Write out the entries verbatim and leave the images out of the copy.

#### Task data

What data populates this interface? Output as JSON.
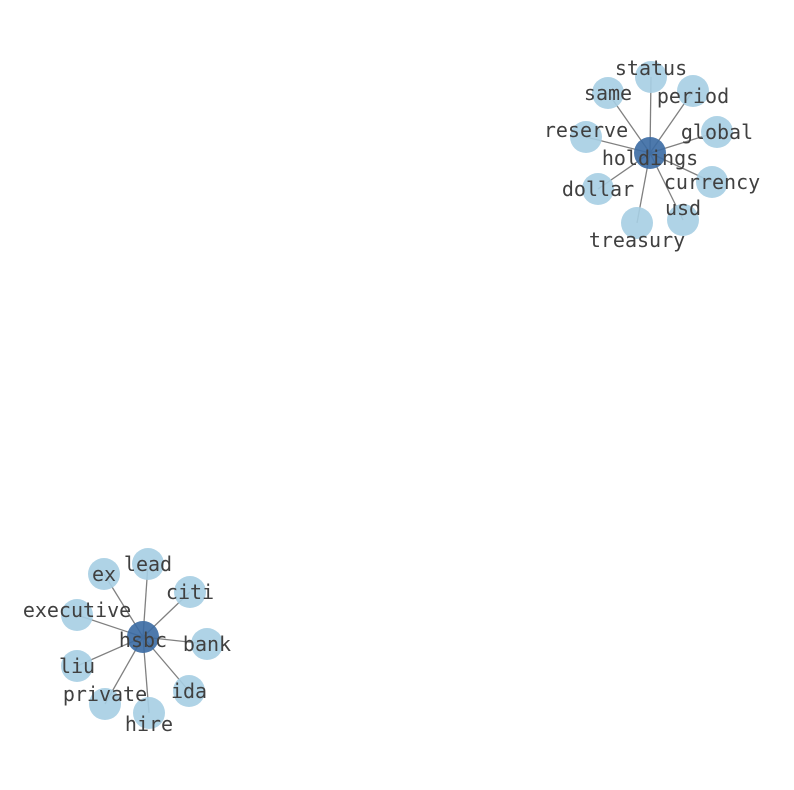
{
  "colors": {
    "leaf_node": "#a6cee3",
    "hub_node": "#3a6aa3",
    "edge": "#808080",
    "label": "#404040"
  },
  "graphs": [
    {
      "hub": "holdings",
      "leaves": [
        "status",
        "same",
        "period",
        "global",
        "reserve",
        "dollar",
        "currency",
        "treasury",
        "usd"
      ]
    },
    {
      "hub": "hsbc",
      "leaves": [
        "lead",
        "ex",
        "citi",
        "executive",
        "bank",
        "liu",
        "ida",
        "private",
        "hire"
      ]
    }
  ]
}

########

#### [Output for this task]
What data populates this interface? Output as JSON.
{
  "colors": {
    "leaf_node": "#a6cee3",
    "hub_node": "#3a6aa3",
    "edge": "#808080",
    "label": "#404040"
  },
  "graphs": [
    {
      "hub": "holdings",
      "leaves": [
        "status",
        "same",
        "period",
        "global",
        "reserve",
        "dollar",
        "currency",
        "treasury",
        "usd"
      ]
    },
    {
      "hub": "hsbc",
      "leaves": [
        "lead",
        "ex",
        "citi",
        "executive",
        "bank",
        "liu",
        "ida",
        "private",
        "hire"
      ]
    }
  ]
}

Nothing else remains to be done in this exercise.